Write each line out again exactly as written.

(Saved data entries)
* * * *

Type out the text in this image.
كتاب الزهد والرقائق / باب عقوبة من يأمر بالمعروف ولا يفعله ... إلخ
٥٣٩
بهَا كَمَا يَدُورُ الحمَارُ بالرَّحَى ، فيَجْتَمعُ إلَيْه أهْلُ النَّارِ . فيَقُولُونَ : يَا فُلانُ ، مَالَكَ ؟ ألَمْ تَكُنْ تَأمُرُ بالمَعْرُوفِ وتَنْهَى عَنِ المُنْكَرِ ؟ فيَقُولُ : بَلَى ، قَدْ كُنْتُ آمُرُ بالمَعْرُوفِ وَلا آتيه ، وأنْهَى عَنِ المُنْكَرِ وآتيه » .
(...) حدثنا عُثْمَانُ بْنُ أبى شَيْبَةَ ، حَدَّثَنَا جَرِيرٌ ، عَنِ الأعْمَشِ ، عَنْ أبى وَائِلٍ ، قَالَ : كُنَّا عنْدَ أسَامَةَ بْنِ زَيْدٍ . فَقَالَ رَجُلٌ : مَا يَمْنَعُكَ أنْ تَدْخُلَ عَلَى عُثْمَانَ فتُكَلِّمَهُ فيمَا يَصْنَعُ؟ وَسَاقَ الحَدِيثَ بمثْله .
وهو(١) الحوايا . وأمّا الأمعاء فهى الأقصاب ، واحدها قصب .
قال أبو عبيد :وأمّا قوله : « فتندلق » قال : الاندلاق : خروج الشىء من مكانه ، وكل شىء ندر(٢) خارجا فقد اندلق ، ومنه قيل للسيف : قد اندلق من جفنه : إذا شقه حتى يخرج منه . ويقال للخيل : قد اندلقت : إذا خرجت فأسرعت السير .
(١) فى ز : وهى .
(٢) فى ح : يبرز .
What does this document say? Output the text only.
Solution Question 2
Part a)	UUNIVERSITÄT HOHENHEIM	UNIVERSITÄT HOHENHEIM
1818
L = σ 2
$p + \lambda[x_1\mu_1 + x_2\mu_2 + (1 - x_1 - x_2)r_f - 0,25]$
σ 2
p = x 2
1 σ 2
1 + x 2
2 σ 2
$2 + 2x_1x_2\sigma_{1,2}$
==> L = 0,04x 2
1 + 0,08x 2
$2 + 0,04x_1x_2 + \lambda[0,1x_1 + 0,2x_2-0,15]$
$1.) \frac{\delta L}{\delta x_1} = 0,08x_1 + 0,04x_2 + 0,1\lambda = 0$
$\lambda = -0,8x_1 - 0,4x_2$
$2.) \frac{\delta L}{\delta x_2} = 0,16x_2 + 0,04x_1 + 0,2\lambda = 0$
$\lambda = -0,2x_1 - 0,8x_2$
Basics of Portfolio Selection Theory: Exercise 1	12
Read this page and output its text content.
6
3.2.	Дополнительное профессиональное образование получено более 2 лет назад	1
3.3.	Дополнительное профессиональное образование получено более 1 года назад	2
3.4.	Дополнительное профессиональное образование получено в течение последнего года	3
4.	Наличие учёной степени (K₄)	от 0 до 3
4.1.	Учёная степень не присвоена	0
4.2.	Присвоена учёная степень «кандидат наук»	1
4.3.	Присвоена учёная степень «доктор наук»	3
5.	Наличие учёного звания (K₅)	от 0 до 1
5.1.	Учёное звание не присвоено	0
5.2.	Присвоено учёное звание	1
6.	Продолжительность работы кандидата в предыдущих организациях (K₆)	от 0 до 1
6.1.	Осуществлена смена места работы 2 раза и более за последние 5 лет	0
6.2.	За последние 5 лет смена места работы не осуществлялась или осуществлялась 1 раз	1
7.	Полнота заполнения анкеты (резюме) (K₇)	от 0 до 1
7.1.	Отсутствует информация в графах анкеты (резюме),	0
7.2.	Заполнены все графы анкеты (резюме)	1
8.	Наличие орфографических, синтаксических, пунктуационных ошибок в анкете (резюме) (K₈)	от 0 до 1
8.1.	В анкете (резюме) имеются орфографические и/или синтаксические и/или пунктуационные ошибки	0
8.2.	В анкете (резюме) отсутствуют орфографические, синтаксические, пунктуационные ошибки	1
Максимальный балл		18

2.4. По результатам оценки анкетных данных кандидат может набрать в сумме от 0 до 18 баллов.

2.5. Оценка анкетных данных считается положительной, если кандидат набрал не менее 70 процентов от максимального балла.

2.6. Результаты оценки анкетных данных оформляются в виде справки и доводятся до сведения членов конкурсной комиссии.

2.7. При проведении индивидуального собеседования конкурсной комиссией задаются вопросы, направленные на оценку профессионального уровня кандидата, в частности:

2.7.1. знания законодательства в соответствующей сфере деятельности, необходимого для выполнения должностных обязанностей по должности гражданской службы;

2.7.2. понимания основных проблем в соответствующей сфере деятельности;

* * * *

FINAL ANSWER:
Type out the text in this image.
كتاب الزهد والرقائق / باب عقوبة من يأمر بالمعروف ولا يفعله ... إلخ
٥٣٩
بهَا كَمَا يَدُورُ الحمَارُ بالرَّحَى ، فيَجْتَمعُ إلَيْه أهْلُ النَّارِ . فيَقُولُونَ : يَا فُلانُ ، مَالَكَ ؟ ألَمْ تَكُنْ تَأمُرُ بالمَعْرُوفِ وتَنْهَى عَنِ المُنْكَرِ ؟ فيَقُولُ : بَلَى ، قَدْ كُنْتُ آمُرُ بالمَعْرُوفِ وَلا آتيه ، وأنْهَى عَنِ المُنْكَرِ وآتيه » .
(...) حدثنا عُثْمَانُ بْنُ أبى شَيْبَةَ ، حَدَّثَنَا جَرِيرٌ ، عَنِ الأعْمَشِ ، عَنْ أبى وَائِلٍ ، قَالَ : كُنَّا عنْدَ أسَامَةَ بْنِ زَيْدٍ . فَقَالَ رَجُلٌ : مَا يَمْنَعُكَ أنْ تَدْخُلَ عَلَى عُثْمَانَ فتُكَلِّمَهُ فيمَا يَصْنَعُ؟ وَسَاقَ الحَدِيثَ بمثْله .
وهو(١) الحوايا . وأمّا الأمعاء فهى الأقصاب ، واحدها قصب .
قال أبو عبيد :وأمّا قوله : « فتندلق » قال : الاندلاق : خروج الشىء من مكانه ، وكل شىء ندر(٢) خارجا فقد اندلق ، ومنه قيل للسيف : قد اندلق من جفنه : إذا شقه حتى يخرج منه . ويقال للخيل : قد اندلقت : إذا خرجت فأسرعت السير .
(١) فى ز : وهى .
(٢) فى ح : يبرز .
What does this document say? Output the text only.
Solution Question 2
Part a)	UUNIVERSITÄT HOHENHEIM	UNIVERSITÄT HOHENHEIM
1818
L = σ 2
$p + \lambda[x_1\mu_1 + x_2\mu_2 + (1 - x_1 - x_2)r_f - 0,25]$
σ 2
p = x 2
1 σ 2
1 + x 2
2 σ 2
$2 + 2x_1x_2\sigma_{1,2}$
==> L = 0,04x 2
1 + 0,08x 2
$2 + 0,04x_1x_2 + \lambda[0,1x_1 + 0,2x_2-0,15]$
$1.) \frac{\delta L}{\delta x_1} = 0,08x_1 + 0,04x_2 + 0,1\lambda = 0$
$\lambda = -0,8x_1 - 0,4x_2$
$2.) \frac{\delta L}{\delta x_2} = 0,16x_2 + 0,04x_1 + 0,2\lambda = 0$
$\lambda = -0,2x_1 - 0,8x_2$
Basics of Portfolio Selection Theory: Exercise 1	12
Read this page and output its text content.
6
3.2.	Дополнительное профессиональное образование получено более 2 лет назад	1
3.3.	Дополнительное профессиональное образование получено более 1 года назад	2
3.4.	Дополнительное профессиональное образование получено в течение последнего года	3
4.	Наличие учёной степени (K₄)	от 0 до 3
4.1.	Учёная степень не присвоена	0
4.2.	Присвоена учёная степень «кандидат наук»	1
4.3.	Присвоена учёная степень «доктор наук»	3
5.	Наличие учёного звания (K₅)	от 0 до 1
5.1.	Учёное звание не присвоено	0
5.2.	Присвоено учёное звание	1
6.	Продолжительность работы кандидата в предыдущих организациях (K₆)	от 0 до 1
6.1.	Осуществлена смена места работы 2 раза и более за последние 5 лет	0
6.2.	За последние 5 лет смена места работы не осуществлялась или осуществлялась 1 раз	1
7.	Полнота заполнения анкеты (резюме) (K₇)	от 0 до 1
7.1.	Отсутствует информация в графах анкеты (резюме),	0
7.2.	Заполнены все графы анкеты (резюме)	1
8.	Наличие орфографических, синтаксических, пунктуационных ошибок в анкете (резюме) (K₈)	от 0 до 1
8.1.	В анкете (резюме) имеются орфографические и/или синтаксические и/или пунктуационные ошибки	0
8.2.	В анкете (резюме) отсутствуют орфографические, синтаксические, пунктуационные ошибки	1
Максимальный балл		18

2.4. По результатам оценки анкетных данных кандидат может набрать в сумме от 0 до 18 баллов.

2.5. Оценка анкетных данных считается положительной, если кандидат набрал не менее 70 процентов от максимального балла.

2.6. Результаты оценки анкетных данных оформляются в виде справки и доводятся до сведения членов конкурсной комиссии.

2.7. При проведении индивидуального собеседования конкурсной комиссией задаются вопросы, направленные на оценку профессионального уровня кандидата, в частности:

2.7.1. знания законодательства в соответствующей сфере деятельности, необходимого для выполнения должностных обязанностей по должности гражданской службы;

2.7.2. понимания основных проблем в соответствующей сфере деятельности;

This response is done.